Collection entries
** BEGIN **
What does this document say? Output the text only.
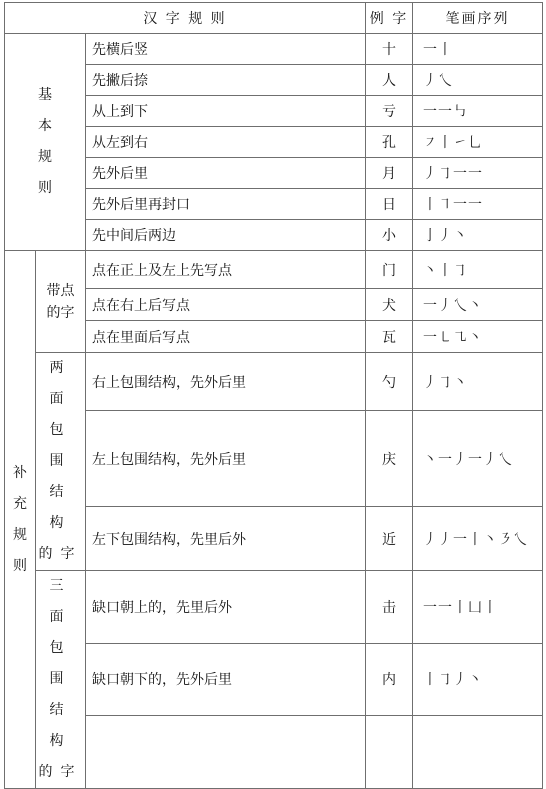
汉 字 规 则			例 字	笔画序列

基
本
规
则		先横后竖	十	一丨
		先撇后捺	人	丿乀
		从上到下	亏	一一㇉
		从左到右	孔	㇇丨㇀乚
		先外后里	月	丿㇆一一
		先外后里再封口	日	丨㇕一一
		先中间后两边	小	亅丿丶

补
充
规
则	带点
的字	点在正上及左上先写点	门	丶丨㇆
		点在右上后写点	犬	一丿乀丶
		点在里面后写点	瓦	一㇄㇈丶

	两 面
包 围
结 构
的字	右上包围结构，先外后里	勺	丿㇆丶
		左上包围结构，先外后里	庆	丶一丿一丿乀
		左下包围结构，先里后外	近	丿丿一丨丶㇋乀

	三 面
包 围
结 构
的字	缺口朝上的，先里后外	击	一一丨凵丨
		缺口朝下的，先外后里	内	丨㇆丿丶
** END **
Report how many lines in this data include the string "先里后外", and nothing else.

2